A line counts if it contains the string "JSON"; say how many such lines there are, giving only the number.

Excerpts from a figure dataset

▼

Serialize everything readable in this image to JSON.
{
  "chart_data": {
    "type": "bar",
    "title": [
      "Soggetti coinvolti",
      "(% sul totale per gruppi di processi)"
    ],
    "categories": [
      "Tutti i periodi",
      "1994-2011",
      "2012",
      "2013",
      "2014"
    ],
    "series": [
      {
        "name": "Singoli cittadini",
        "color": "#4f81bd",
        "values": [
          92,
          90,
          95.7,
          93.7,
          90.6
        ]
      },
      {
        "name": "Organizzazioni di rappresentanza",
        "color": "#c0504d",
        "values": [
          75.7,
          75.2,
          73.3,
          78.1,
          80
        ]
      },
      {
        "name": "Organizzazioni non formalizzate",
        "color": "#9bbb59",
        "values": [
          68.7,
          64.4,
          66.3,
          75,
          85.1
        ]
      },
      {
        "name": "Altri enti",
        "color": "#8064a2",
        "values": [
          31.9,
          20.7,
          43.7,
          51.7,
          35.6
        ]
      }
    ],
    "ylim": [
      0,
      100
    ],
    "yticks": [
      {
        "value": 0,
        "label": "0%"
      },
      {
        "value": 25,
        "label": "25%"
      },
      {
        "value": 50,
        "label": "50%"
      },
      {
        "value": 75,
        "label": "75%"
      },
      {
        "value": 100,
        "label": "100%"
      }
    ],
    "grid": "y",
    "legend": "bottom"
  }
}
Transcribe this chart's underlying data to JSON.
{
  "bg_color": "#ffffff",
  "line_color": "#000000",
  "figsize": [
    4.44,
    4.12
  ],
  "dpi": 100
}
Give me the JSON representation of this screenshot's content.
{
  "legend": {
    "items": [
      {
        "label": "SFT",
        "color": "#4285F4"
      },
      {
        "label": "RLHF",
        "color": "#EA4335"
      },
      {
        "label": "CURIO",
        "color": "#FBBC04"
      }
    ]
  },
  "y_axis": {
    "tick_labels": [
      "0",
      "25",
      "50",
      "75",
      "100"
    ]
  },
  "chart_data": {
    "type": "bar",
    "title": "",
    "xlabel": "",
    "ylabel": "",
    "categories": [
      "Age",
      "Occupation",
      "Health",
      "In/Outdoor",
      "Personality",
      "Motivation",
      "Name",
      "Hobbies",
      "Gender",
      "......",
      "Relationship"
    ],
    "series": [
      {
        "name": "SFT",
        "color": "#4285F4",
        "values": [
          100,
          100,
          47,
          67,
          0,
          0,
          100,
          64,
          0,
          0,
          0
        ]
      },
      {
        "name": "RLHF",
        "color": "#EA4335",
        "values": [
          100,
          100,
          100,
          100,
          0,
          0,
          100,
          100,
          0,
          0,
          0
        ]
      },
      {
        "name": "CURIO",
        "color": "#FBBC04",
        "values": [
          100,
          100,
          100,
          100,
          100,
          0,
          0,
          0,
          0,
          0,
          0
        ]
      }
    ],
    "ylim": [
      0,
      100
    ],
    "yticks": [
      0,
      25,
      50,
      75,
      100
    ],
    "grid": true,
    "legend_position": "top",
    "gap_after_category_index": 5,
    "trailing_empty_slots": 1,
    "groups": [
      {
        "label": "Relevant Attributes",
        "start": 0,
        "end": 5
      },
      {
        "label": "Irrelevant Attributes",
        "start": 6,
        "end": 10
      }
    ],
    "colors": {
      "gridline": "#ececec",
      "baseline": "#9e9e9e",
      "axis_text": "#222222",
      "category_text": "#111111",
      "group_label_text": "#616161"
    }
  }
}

▲

Full solution. 3